### DIRECTIONS
Are you able to quote each entry exactly as written?

Collection entries:

◆ ◆ ◆ ◆ ◆ ◆ ◆

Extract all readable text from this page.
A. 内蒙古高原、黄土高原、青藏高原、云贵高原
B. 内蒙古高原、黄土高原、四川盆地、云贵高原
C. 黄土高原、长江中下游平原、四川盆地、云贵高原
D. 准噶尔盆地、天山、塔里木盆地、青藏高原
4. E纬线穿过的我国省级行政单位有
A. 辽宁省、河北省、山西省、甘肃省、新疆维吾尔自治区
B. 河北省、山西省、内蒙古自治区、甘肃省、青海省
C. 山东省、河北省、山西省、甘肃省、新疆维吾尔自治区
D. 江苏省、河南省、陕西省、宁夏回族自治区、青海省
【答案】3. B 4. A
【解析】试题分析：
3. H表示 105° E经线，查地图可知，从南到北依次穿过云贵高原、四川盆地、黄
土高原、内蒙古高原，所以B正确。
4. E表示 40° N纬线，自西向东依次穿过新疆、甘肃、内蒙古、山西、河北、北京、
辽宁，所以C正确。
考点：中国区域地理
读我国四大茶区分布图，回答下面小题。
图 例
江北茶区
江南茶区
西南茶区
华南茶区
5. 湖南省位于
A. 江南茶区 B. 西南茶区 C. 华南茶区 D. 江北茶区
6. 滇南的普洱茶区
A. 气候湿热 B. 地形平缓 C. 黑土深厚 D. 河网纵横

◆ ◆ ◆ ◆ ◆ ◆ ◆

### OUTPUT OF THE EXERCISE
Extract all readable text from this page.
A. 内蒙古高原、黄土高原、青藏高原、云贵高原
B. 内蒙古高原、黄土高原、四川盆地、云贵高原
C. 黄土高原、长江中下游平原、四川盆地、云贵高原
D. 准噶尔盆地、天山、塔里木盆地、青藏高原
4. E纬线穿过的我国省级行政单位有
A. 辽宁省、河北省、山西省、甘肃省、新疆维吾尔自治区
B. 河北省、山西省、内蒙古自治区、甘肃省、青海省
C. 山东省、河北省、山西省、甘肃省、新疆维吾尔自治区
D. 江苏省、河南省、陕西省、宁夏回族自治区、青海省
【答案】3. B 4. A
【解析】试题分析：
3. H表示 105° E经线，查地图可知，从南到北依次穿过云贵高原、四川盆地、黄
土高原、内蒙古高原，所以B正确。
4. E表示 40° N纬线，自西向东依次穿过新疆、甘肃、内蒙古、山西、河北、北京、
辽宁，所以C正确。
考点：中国区域地理
读我国四大茶区分布图，回答下面小题。
图 例
江北茶区
江南茶区
西南茶区
华南茶区
5. 湖南省位于
A. 江南茶区 B. 西南茶区 C. 华南茶区 D. 江北茶区
6. 滇南的普洱茶区
A. 气候湿热 B. 地形平缓 C. 黑土深厚 D. 河网纵横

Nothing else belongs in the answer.